> **Problem details**:
Reproduce every line of the entries below word for word, omitting the pictures.

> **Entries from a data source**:
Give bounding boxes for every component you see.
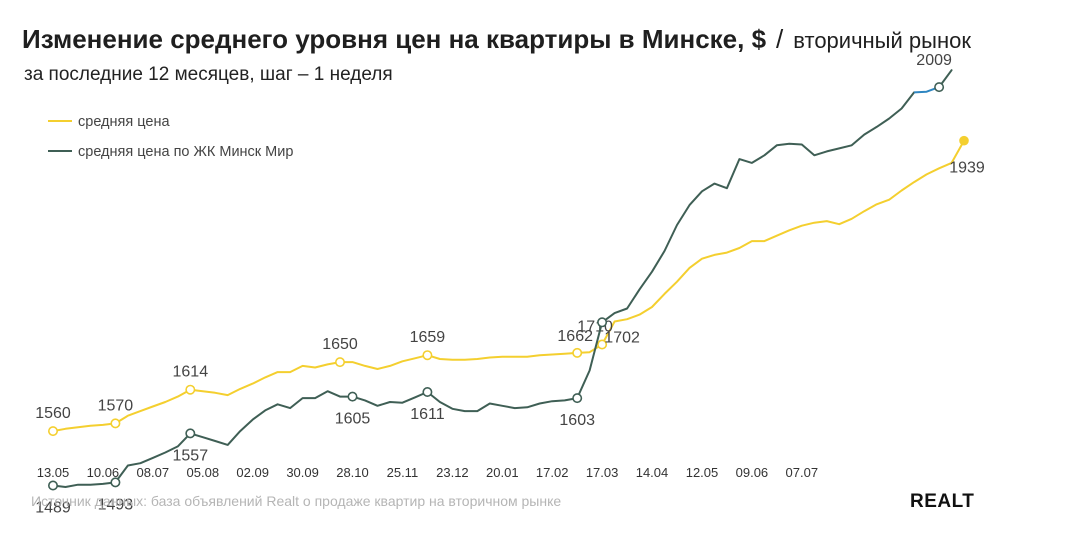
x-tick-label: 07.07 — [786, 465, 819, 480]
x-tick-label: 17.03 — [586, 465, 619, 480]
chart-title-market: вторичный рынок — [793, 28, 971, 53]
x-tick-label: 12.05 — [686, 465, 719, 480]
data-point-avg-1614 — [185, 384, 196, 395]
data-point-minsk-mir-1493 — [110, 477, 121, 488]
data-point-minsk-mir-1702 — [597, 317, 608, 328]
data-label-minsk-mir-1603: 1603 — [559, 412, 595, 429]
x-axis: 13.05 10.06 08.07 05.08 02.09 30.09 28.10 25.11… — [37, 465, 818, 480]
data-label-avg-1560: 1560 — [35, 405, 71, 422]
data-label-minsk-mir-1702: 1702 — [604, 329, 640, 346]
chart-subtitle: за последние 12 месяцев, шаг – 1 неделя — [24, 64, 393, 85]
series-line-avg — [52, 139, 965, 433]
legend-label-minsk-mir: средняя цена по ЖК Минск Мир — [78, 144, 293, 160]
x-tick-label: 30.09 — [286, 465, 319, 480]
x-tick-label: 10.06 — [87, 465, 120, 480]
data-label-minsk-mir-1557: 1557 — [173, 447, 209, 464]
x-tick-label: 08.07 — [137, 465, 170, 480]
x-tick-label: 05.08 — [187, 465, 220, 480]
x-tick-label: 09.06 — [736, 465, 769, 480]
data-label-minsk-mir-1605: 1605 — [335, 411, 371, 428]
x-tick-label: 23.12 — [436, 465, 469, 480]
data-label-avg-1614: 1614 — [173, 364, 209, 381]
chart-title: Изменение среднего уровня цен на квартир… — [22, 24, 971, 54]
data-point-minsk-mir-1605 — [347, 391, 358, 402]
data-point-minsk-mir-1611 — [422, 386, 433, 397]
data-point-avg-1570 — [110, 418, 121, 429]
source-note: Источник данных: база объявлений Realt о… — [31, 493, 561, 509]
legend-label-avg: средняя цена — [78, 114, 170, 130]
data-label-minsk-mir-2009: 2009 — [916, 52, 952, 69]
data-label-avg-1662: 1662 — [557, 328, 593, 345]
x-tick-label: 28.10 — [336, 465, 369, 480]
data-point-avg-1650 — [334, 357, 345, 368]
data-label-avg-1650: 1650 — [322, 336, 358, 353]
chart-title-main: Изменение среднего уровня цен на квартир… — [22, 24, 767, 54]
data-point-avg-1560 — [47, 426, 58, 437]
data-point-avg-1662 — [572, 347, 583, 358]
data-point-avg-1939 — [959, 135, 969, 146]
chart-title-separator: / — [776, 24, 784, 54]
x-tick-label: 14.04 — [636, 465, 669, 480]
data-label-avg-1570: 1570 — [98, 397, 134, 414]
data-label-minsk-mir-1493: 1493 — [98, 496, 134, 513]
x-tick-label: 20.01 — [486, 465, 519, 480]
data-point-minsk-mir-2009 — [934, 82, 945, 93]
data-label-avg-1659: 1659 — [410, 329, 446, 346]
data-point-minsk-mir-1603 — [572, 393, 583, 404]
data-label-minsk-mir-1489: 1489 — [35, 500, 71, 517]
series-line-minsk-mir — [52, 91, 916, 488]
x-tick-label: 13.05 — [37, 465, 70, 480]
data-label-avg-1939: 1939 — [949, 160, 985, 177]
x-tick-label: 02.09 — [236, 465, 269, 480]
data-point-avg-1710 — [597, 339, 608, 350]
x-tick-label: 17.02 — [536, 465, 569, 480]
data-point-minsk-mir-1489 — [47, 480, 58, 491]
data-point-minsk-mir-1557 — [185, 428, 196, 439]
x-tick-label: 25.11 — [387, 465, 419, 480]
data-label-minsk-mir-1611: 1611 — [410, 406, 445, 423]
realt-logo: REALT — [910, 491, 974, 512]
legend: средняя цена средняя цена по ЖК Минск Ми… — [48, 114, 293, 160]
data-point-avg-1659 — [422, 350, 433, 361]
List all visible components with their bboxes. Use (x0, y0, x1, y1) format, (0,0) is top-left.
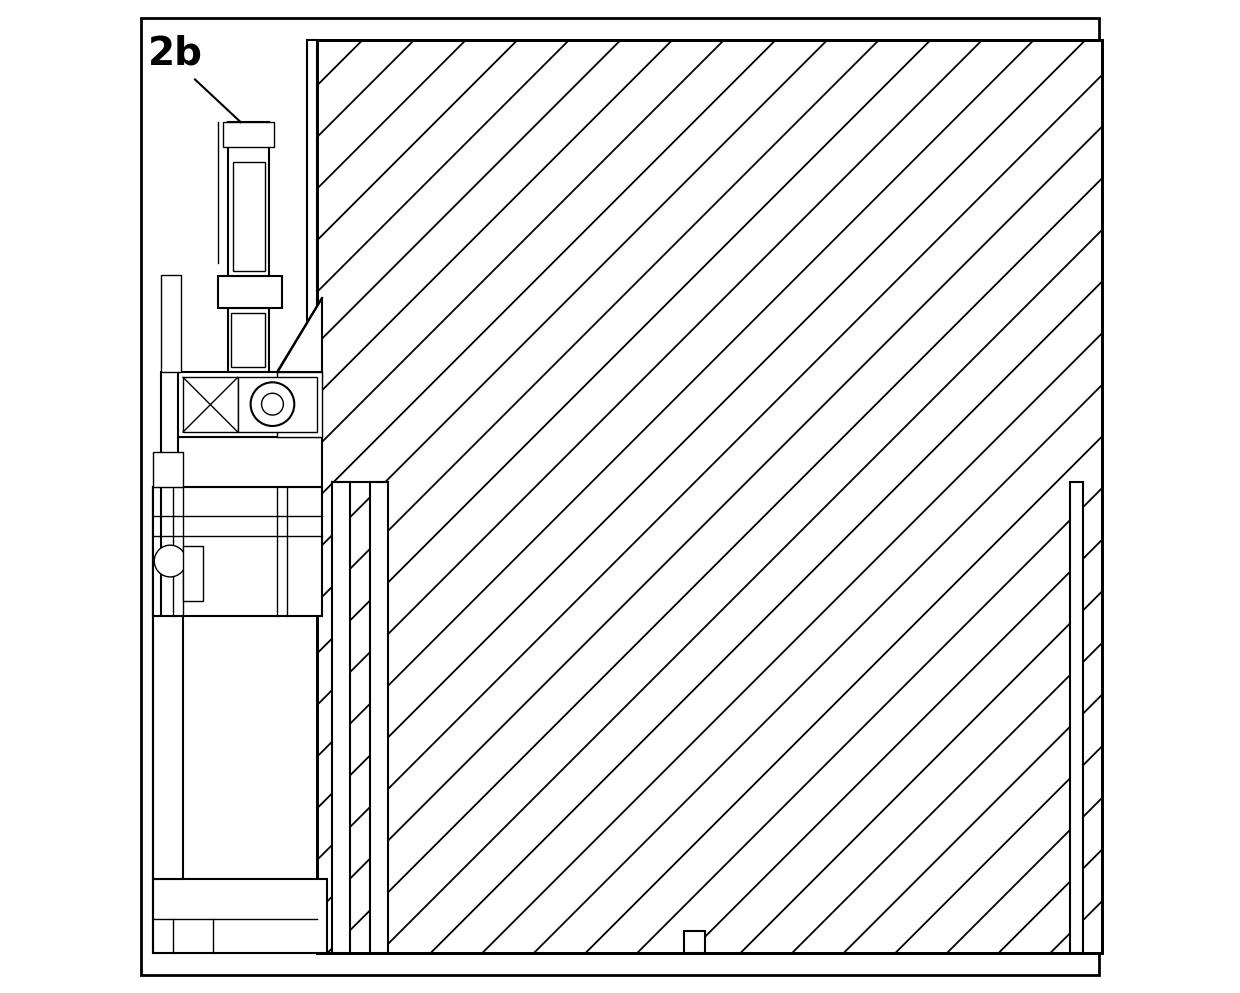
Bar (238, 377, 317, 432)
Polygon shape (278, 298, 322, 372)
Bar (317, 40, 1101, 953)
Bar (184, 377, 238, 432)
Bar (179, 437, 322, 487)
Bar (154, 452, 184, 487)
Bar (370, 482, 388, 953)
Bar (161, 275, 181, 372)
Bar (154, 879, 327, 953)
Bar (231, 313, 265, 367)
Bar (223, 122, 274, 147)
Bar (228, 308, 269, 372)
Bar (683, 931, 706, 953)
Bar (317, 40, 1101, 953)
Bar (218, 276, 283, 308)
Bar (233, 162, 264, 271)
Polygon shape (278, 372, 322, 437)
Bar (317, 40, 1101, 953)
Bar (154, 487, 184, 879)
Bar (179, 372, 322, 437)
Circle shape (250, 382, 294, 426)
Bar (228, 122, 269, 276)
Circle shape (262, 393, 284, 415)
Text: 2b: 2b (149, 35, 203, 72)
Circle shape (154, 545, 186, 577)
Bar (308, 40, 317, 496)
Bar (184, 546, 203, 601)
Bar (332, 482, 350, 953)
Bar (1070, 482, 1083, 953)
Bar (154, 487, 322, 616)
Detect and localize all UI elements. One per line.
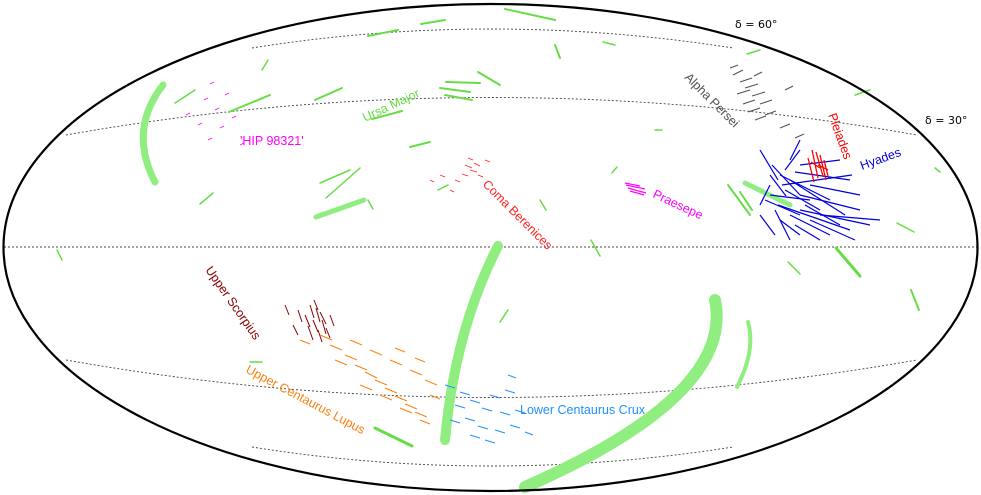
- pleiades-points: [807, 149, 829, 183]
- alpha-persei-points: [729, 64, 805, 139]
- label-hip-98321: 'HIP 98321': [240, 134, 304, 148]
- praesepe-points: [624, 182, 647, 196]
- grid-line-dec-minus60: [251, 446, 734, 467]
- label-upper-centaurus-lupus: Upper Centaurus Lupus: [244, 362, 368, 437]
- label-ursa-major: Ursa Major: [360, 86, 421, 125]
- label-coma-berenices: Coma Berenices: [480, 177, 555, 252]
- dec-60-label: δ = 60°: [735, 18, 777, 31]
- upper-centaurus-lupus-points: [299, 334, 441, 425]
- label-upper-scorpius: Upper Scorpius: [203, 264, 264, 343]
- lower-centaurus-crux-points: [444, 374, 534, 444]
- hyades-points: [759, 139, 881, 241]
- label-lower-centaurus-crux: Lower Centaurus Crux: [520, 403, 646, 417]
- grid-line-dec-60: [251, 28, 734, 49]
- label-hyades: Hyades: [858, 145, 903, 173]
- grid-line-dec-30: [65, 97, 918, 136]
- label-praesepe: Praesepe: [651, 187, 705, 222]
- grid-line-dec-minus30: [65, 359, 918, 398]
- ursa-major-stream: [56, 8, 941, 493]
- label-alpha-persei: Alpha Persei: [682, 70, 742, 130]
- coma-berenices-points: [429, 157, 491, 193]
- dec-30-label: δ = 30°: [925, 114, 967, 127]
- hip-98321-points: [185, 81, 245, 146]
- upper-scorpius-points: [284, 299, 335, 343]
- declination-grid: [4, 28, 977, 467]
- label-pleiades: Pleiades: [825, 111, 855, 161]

> **Answer below**:
Give bounding boxes for every component you see.
x-tick-label: 07.07 — [786, 465, 819, 480]
x-tick-label: 17.03 — [586, 465, 619, 480]
chart-title-market: вторичный рынок — [793, 28, 971, 53]
x-tick-label: 12.05 — [686, 465, 719, 480]
data-point-avg-1614 — [185, 384, 196, 395]
data-point-minsk-mir-1493 — [110, 477, 121, 488]
data-point-minsk-mir-1702 — [597, 317, 608, 328]
data-label-minsk-mir-1603: 1603 — [559, 412, 595, 429]
x-axis: 13.05 10.06 08.07 05.08 02.09 30.09 28.10 25.11… — [37, 465, 818, 480]
data-label-avg-1560: 1560 — [35, 405, 71, 422]
data-label-minsk-mir-1702: 1702 — [604, 329, 640, 346]
chart-subtitle: за последние 12 месяцев, шаг – 1 неделя — [24, 64, 393, 85]
series-line-avg — [52, 139, 965, 433]
legend-label-minsk-mir: средняя цена по ЖК Минск Мир — [78, 144, 293, 160]
x-tick-label: 30.09 — [286, 465, 319, 480]
x-tick-label: 10.06 — [87, 465, 120, 480]
data-label-minsk-mir-1557: 1557 — [173, 447, 209, 464]
x-tick-label: 08.07 — [137, 465, 170, 480]
x-tick-label: 05.08 — [187, 465, 220, 480]
x-tick-label: 09.06 — [736, 465, 769, 480]
data-label-minsk-mir-1605: 1605 — [335, 411, 371, 428]
x-tick-label: 23.12 — [436, 465, 469, 480]
data-label-avg-1614: 1614 — [173, 364, 209, 381]
chart-title: Изменение среднего уровня цен на квартир… — [22, 24, 971, 54]
data-point-minsk-mir-1605 — [347, 391, 358, 402]
data-point-minsk-mir-1611 — [422, 386, 433, 397]
data-point-avg-1570 — [110, 418, 121, 429]
source-note: Источник данных: база объявлений Realt о… — [31, 493, 561, 509]
legend-label-avg: средняя цена — [78, 114, 170, 130]
data-label-minsk-mir-2009: 2009 — [916, 52, 952, 69]
data-label-avg-1662: 1662 — [557, 328, 593, 345]
x-tick-label: 28.10 — [336, 465, 369, 480]
data-point-avg-1650 — [334, 357, 345, 368]
data-label-avg-1650: 1650 — [322, 336, 358, 353]
chart-title-main: Изменение среднего уровня цен на квартир… — [22, 24, 767, 54]
data-point-avg-1560 — [47, 426, 58, 437]
data-point-avg-1662 — [572, 347, 583, 358]
data-point-avg-1939 — [959, 135, 969, 146]
chart-title-separator: / — [776, 24, 784, 54]
x-tick-label: 14.04 — [636, 465, 669, 480]
data-label-avg-1570: 1570 — [98, 397, 134, 414]
data-label-minsk-mir-1493: 1493 — [98, 496, 134, 513]
x-tick-label: 20.01 — [486, 465, 519, 480]
data-point-minsk-mir-2009 — [934, 82, 945, 93]
data-label-avg-1659: 1659 — [410, 329, 446, 346]
data-point-minsk-mir-1603 — [572, 393, 583, 404]
data-label-minsk-mir-1489: 1489 — [35, 500, 71, 517]
series-line-minsk-mir — [52, 91, 916, 488]
x-tick-label: 13.05 — [37, 465, 70, 480]
data-label-avg-1939: 1939 — [949, 160, 985, 177]
x-tick-label: 02.09 — [236, 465, 269, 480]
data-point-avg-1710 — [597, 339, 608, 350]
x-tick-label: 17.02 — [536, 465, 569, 480]
data-point-minsk-mir-1489 — [47, 480, 58, 491]
data-point-minsk-mir-1557 — [185, 428, 196, 439]
x-tick-label: 25.11 — [387, 465, 419, 480]
data-label-minsk-mir-1611: 1611 — [410, 406, 445, 423]
realt-logo: REALT — [910, 491, 974, 512]
legend: средняя цена средняя цена по ЖК Минск Ми… — [48, 114, 293, 160]
data-point-avg-1659 — [422, 350, 433, 361]
List all visible components with their bboxes. Use (x0, y0, x1, y1) format, (0,0) is top-left.
Bar (238, 377, 317, 432)
Polygon shape (278, 298, 322, 372)
Bar (317, 40, 1101, 953)
Bar (184, 377, 238, 432)
Bar (179, 437, 322, 487)
Bar (154, 452, 184, 487)
Bar (370, 482, 388, 953)
Bar (161, 275, 181, 372)
Bar (154, 879, 327, 953)
Bar (231, 313, 265, 367)
Bar (223, 122, 274, 147)
Bar (228, 308, 269, 372)
Bar (683, 931, 706, 953)
Bar (317, 40, 1101, 953)
Bar (218, 276, 283, 308)
Bar (233, 162, 264, 271)
Polygon shape (278, 372, 322, 437)
Bar (317, 40, 1101, 953)
Bar (154, 487, 184, 879)
Bar (179, 372, 322, 437)
Circle shape (250, 382, 294, 426)
Bar (228, 122, 269, 276)
Circle shape (262, 393, 284, 415)
Text: 2b: 2b (149, 35, 203, 72)
Circle shape (154, 545, 186, 577)
Bar (308, 40, 317, 496)
Bar (184, 546, 203, 601)
Bar (332, 482, 350, 953)
Bar (1070, 482, 1083, 953)
Bar (154, 487, 322, 616)
Detect and localize all UI elements. One per line.
- pleiades-points: [807, 149, 829, 183]
- alpha-persei-points: [729, 64, 805, 139]
- label-hip-98321: 'HIP 98321': [240, 134, 304, 148]
- praesepe-points: [624, 182, 647, 196]
- grid-line-dec-minus60: [251, 446, 734, 467]
- label-upper-centaurus-lupus: Upper Centaurus Lupus: [244, 362, 368, 437]
- label-ursa-major: Ursa Major: [360, 86, 421, 125]
- label-coma-berenices: Coma Berenices: [480, 177, 555, 252]
- dec-60-label: δ = 60°: [735, 18, 777, 31]
- upper-centaurus-lupus-points: [299, 334, 441, 425]
- label-upper-scorpius: Upper Scorpius: [203, 264, 264, 343]
- lower-centaurus-crux-points: [444, 374, 534, 444]
- hyades-points: [759, 139, 881, 241]
- label-lower-centaurus-crux: Lower Centaurus Crux: [520, 403, 646, 417]
- grid-line-dec-60: [251, 28, 734, 49]
- label-hyades: Hyades: [858, 145, 903, 173]
- grid-line-dec-30: [65, 97, 918, 136]
- label-praesepe: Praesepe: [651, 187, 705, 222]
- grid-line-dec-minus30: [65, 359, 918, 398]
- ursa-major-stream: [56, 8, 941, 493]
- label-alpha-persei: Alpha Persei: [682, 70, 742, 130]
- coma-berenices-points: [429, 157, 491, 193]
- dec-30-label: δ = 30°: [925, 114, 967, 127]
- hip-98321-points: [185, 81, 245, 146]
- upper-scorpius-points: [284, 299, 335, 343]
- declination-grid: [4, 28, 977, 467]
- label-pleiades: Pleiades: [825, 111, 855, 161]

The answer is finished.